- _Given request_
Reproduce every item below verbatim, leaving out the pictures.

- _Dataset items_
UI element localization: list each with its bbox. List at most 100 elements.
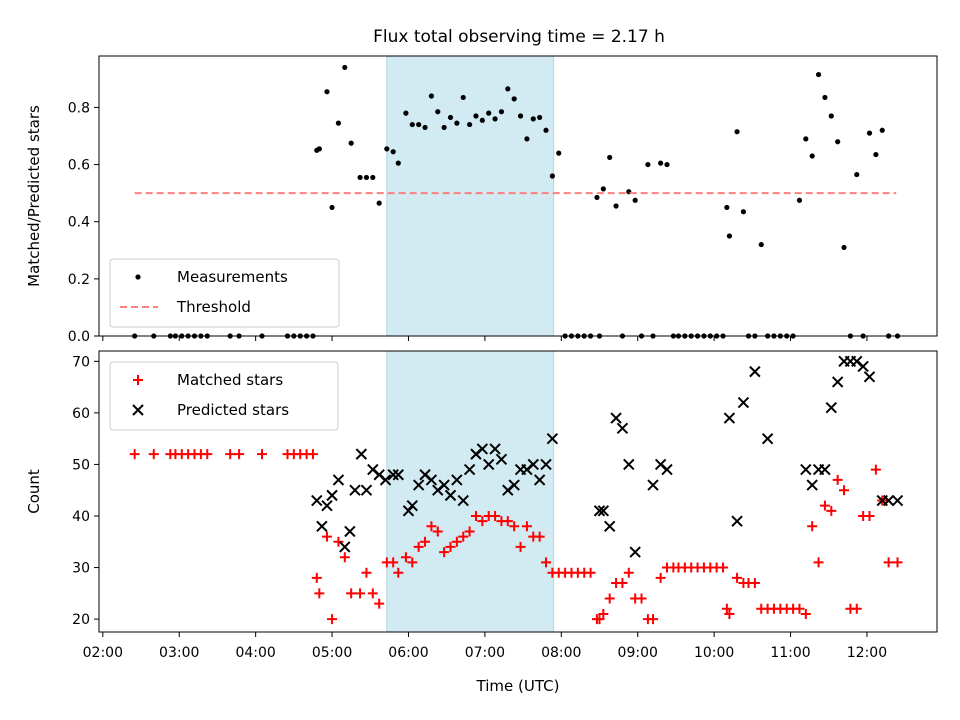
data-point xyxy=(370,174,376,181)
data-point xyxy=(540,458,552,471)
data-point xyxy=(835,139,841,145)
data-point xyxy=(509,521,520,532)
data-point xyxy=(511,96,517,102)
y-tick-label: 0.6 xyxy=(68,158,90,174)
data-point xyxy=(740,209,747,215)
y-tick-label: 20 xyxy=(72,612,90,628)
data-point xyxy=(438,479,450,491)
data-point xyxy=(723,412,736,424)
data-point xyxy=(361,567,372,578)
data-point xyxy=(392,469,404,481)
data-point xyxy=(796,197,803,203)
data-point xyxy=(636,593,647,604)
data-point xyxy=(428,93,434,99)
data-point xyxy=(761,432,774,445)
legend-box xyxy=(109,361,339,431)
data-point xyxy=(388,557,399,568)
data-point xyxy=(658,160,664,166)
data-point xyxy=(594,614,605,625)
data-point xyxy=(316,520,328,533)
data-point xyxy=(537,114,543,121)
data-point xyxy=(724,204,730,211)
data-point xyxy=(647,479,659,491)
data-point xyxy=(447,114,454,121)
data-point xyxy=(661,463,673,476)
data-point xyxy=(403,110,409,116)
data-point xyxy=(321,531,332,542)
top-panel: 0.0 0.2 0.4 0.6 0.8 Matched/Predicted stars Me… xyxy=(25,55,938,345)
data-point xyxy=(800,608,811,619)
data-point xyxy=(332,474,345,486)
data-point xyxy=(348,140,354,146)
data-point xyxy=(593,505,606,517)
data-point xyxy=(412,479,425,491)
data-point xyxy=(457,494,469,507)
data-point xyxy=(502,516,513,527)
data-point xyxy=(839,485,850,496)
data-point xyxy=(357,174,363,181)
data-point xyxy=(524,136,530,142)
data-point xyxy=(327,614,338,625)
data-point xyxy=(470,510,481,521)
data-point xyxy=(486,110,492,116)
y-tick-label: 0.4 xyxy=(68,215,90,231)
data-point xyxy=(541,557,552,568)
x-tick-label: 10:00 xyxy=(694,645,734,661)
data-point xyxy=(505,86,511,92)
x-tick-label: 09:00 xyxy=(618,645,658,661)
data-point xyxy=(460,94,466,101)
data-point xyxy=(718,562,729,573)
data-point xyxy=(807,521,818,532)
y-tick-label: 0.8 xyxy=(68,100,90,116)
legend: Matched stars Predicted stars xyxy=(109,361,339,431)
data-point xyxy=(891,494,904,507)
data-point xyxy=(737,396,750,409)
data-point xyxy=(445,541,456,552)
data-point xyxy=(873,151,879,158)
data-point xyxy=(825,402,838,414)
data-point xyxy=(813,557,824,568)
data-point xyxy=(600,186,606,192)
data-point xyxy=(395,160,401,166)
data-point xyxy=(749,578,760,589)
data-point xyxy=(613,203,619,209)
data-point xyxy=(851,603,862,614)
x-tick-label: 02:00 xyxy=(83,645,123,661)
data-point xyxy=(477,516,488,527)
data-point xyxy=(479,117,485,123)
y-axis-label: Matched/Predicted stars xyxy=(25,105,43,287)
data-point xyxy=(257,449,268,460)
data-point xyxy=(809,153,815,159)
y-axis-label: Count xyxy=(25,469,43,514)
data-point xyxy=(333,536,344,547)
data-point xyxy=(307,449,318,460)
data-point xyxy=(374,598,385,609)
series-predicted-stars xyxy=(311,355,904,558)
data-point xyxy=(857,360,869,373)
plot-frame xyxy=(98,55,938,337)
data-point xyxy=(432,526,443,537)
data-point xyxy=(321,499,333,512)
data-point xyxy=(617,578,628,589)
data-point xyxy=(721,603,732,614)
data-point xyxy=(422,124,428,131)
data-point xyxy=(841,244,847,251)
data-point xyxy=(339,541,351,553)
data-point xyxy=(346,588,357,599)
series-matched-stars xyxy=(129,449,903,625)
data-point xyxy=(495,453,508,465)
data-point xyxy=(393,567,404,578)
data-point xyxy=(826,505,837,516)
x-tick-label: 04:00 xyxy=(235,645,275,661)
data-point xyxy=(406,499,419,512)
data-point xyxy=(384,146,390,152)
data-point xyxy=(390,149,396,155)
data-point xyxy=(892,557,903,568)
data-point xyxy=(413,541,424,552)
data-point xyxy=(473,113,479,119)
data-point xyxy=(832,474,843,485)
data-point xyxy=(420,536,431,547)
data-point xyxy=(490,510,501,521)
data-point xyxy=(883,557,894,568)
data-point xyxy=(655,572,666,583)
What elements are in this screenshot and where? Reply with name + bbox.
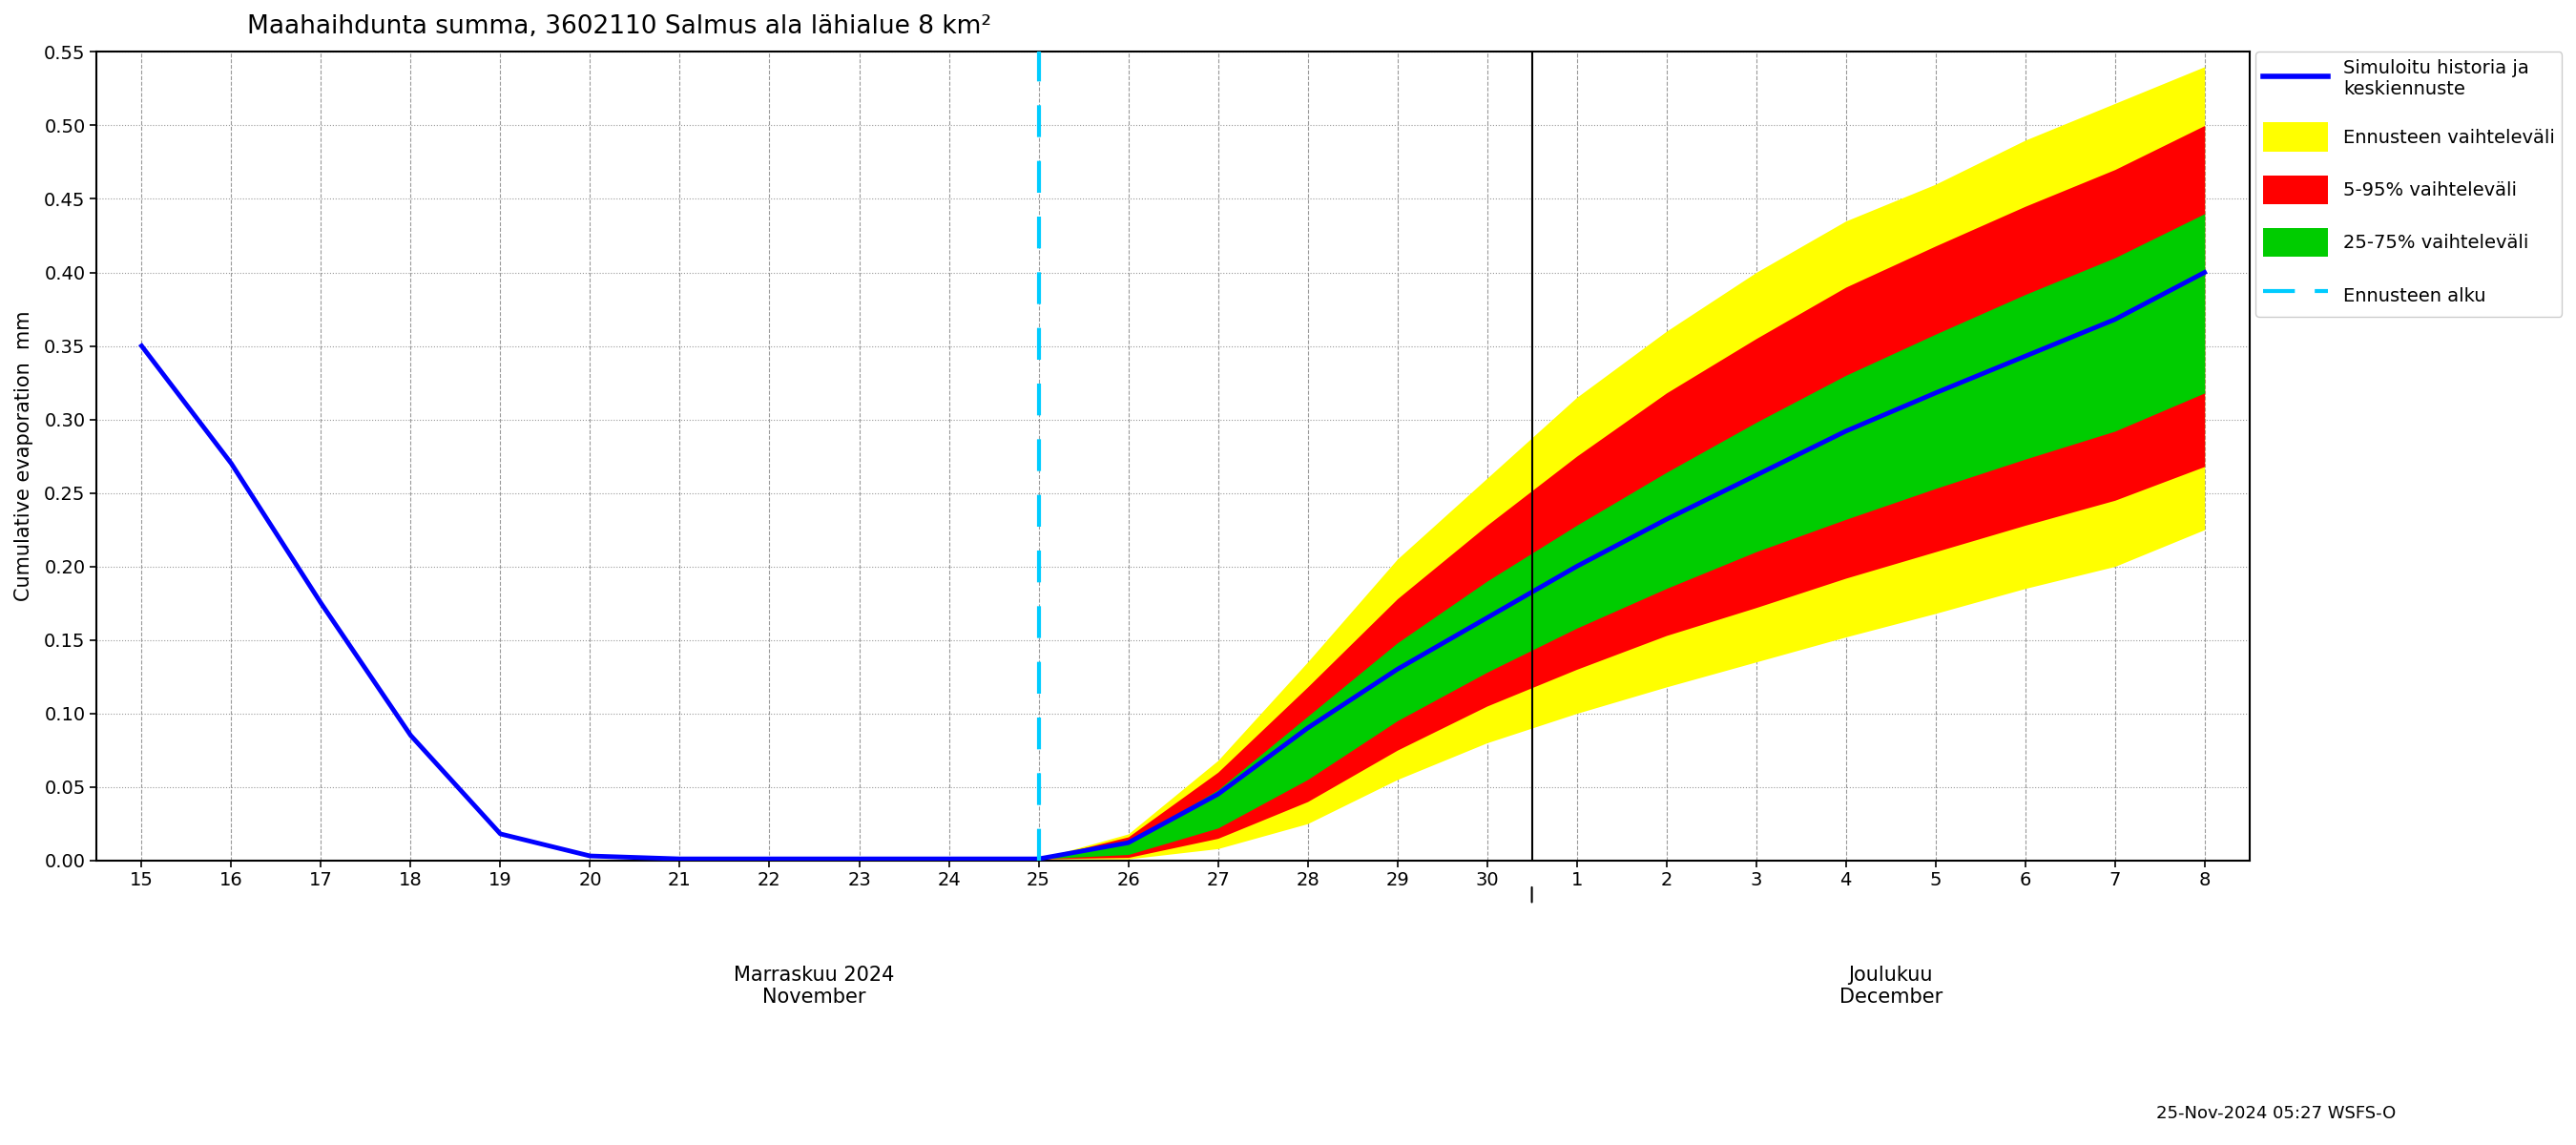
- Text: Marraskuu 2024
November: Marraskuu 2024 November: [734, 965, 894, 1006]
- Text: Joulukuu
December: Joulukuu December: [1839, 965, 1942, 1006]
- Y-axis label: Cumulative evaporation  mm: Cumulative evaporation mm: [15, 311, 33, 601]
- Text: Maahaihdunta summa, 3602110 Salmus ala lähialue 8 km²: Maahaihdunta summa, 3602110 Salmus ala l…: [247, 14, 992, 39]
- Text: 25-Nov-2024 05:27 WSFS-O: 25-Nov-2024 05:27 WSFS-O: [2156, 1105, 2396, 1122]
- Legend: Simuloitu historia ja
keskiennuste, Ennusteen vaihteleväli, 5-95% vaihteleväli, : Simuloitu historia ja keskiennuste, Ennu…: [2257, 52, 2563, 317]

- _Output below_
UI element localization: list each with its bbox. List at most 100 elements.
data-point xyxy=(370,174,376,181)
data-point xyxy=(540,458,552,471)
data-point xyxy=(835,139,841,145)
data-point xyxy=(509,521,520,532)
data-point xyxy=(511,96,517,102)
y-tick-label: 0.6 xyxy=(68,158,90,174)
data-point xyxy=(740,209,747,215)
y-tick-label: 20 xyxy=(72,612,90,628)
data-point xyxy=(438,479,450,491)
data-point xyxy=(723,412,736,424)
data-point xyxy=(361,567,372,578)
data-point xyxy=(392,469,404,481)
data-point xyxy=(796,197,803,203)
data-point xyxy=(636,593,647,604)
data-point xyxy=(428,93,434,99)
data-point xyxy=(761,432,774,445)
legend-box xyxy=(109,361,339,431)
data-point xyxy=(388,557,399,568)
data-point xyxy=(658,160,664,166)
data-point xyxy=(594,614,605,625)
data-point xyxy=(316,520,328,533)
data-point xyxy=(537,114,543,121)
data-point xyxy=(724,204,730,211)
data-point xyxy=(647,479,659,491)
data-point xyxy=(447,114,454,121)
data-point xyxy=(661,463,673,476)
data-point xyxy=(403,110,409,116)
data-point xyxy=(321,531,332,542)
top-panel: 0.0 0.2 0.4 0.6 0.8 Matched/Predicted stars Me… xyxy=(25,55,938,345)
data-point xyxy=(800,608,811,619)
data-point xyxy=(332,474,345,486)
data-point xyxy=(348,140,354,146)
data-point xyxy=(593,505,606,517)
data-point xyxy=(412,479,425,491)
data-point xyxy=(457,494,469,507)
data-point xyxy=(502,516,513,527)
data-point xyxy=(839,485,850,496)
data-point xyxy=(357,174,363,181)
data-point xyxy=(524,136,530,142)
data-point xyxy=(327,614,338,625)
data-point xyxy=(470,510,481,521)
data-point xyxy=(486,110,492,116)
y-tick-label: 0.4 xyxy=(68,215,90,231)
data-point xyxy=(541,557,552,568)
x-tick-label: 10:00 xyxy=(694,645,734,661)
data-point xyxy=(505,86,511,92)
x-tick-label: 09:00 xyxy=(618,645,658,661)
data-point xyxy=(460,94,466,101)
data-point xyxy=(718,562,729,573)
data-point xyxy=(807,521,818,532)
y-tick-label: 0.8 xyxy=(68,100,90,116)
legend: Matched stars Predicted stars xyxy=(109,361,339,431)
data-point xyxy=(891,494,904,507)
data-point xyxy=(737,396,750,409)
data-point xyxy=(445,541,456,552)
data-point xyxy=(873,151,879,158)
data-point xyxy=(825,402,838,414)
data-point xyxy=(813,557,824,568)
data-point xyxy=(600,186,606,192)
data-point xyxy=(395,160,401,166)
data-point xyxy=(749,578,760,589)
data-point xyxy=(613,203,619,209)
data-point xyxy=(851,603,862,614)
x-tick-label: 02:00 xyxy=(83,645,123,661)
data-point xyxy=(477,516,488,527)
data-point xyxy=(479,117,485,123)
y-axis-label: Matched/Predicted stars xyxy=(25,105,43,287)
data-point xyxy=(257,449,268,460)
data-point xyxy=(809,153,815,159)
y-axis-label: Count xyxy=(25,469,43,514)
data-point xyxy=(333,536,344,547)
data-point xyxy=(307,449,318,460)
data-point xyxy=(374,598,385,609)
series-predicted-stars xyxy=(311,355,904,558)
data-point xyxy=(857,360,869,373)
plot-frame xyxy=(98,55,938,337)
data-point xyxy=(432,526,443,537)
data-point xyxy=(321,499,333,512)
data-point xyxy=(617,578,628,589)
data-point xyxy=(721,603,732,614)
data-point xyxy=(422,124,428,131)
data-point xyxy=(841,244,847,251)
data-point xyxy=(339,541,351,553)
data-point xyxy=(346,588,357,599)
series-matched-stars xyxy=(129,449,903,625)
data-point xyxy=(495,453,508,465)
data-point xyxy=(393,567,404,578)
data-point xyxy=(826,505,837,516)
x-tick-label: 04:00 xyxy=(235,645,275,661)
data-point xyxy=(406,499,419,512)
data-point xyxy=(384,146,390,152)
data-point xyxy=(390,149,396,155)
data-point xyxy=(892,557,903,568)
data-point xyxy=(413,541,424,552)
data-point xyxy=(473,113,479,119)
data-point xyxy=(832,474,843,485)
data-point xyxy=(420,536,431,547)
data-point xyxy=(490,510,501,521)
data-point xyxy=(883,557,894,568)
data-point xyxy=(655,572,666,583)
What elements are in this screenshot and where? Reply with name + bbox.
- Text: Marraskuu 2024
November: Marraskuu 2024 November: [734, 965, 894, 1006]
- Text: Joulukuu
December: Joulukuu December: [1839, 965, 1942, 1006]
- Y-axis label: Cumulative evaporation  mm: Cumulative evaporation mm: [15, 311, 33, 601]
- Text: Maahaihdunta summa, 3602110 Salmus ala lähialue 8 km²: Maahaihdunta summa, 3602110 Salmus ala l…: [247, 14, 992, 39]
- Text: 25-Nov-2024 05:27 WSFS-O: 25-Nov-2024 05:27 WSFS-O: [2156, 1105, 2396, 1122]
- Legend: Simuloitu historia ja
keskiennuste, Ennusteen vaihteleväli, 5-95% vaihteleväli, : Simuloitu historia ja keskiennuste, Ennu…: [2257, 52, 2563, 317]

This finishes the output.